◆ **Task to complete**:
Which lines in the records below contain the word "Tenant"? Copy each of them.

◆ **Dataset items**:
....
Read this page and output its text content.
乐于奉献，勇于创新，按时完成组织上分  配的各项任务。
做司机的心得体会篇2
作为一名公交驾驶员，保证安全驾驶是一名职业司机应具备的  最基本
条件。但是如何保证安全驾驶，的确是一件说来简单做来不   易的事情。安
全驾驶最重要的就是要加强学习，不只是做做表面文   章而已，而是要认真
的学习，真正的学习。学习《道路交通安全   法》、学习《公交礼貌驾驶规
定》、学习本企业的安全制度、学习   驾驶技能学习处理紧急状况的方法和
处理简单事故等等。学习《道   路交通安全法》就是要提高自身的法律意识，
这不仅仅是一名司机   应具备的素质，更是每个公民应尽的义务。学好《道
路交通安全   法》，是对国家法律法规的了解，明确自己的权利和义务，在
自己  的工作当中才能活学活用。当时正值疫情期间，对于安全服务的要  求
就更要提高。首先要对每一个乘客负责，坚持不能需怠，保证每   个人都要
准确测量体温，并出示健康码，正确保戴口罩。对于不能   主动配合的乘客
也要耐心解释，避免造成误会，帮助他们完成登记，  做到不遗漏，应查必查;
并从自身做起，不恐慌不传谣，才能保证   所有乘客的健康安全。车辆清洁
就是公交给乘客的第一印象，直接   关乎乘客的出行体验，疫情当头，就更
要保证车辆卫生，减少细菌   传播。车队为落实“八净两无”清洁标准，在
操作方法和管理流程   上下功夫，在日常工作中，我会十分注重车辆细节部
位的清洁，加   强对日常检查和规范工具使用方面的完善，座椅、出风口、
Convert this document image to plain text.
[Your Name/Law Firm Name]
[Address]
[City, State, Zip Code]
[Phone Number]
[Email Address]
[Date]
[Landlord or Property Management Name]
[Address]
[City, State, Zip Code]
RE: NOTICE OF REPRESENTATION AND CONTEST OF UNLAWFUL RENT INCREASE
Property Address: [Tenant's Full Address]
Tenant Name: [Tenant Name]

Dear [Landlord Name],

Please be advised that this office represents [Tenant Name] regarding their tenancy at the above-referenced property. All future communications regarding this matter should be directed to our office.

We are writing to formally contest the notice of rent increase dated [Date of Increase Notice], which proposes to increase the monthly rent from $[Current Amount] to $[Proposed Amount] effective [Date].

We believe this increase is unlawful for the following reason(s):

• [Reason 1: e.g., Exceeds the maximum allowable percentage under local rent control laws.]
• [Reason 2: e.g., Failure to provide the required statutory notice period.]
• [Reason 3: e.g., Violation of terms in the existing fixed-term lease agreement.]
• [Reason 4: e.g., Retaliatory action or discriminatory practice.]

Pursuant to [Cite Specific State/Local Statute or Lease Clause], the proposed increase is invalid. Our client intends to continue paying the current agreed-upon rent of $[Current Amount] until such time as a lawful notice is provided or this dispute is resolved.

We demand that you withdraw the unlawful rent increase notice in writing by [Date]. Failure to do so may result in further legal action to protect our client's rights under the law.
....
◆ **Finished exercise**:
Property Address: [Tenant's Full Address]
Tenant Name: [Tenant Name]
Please be advised that this office represents [Tenant Name] regarding their tenancy at the above-referenced property. All future communications regarding this matter should be directed to our office.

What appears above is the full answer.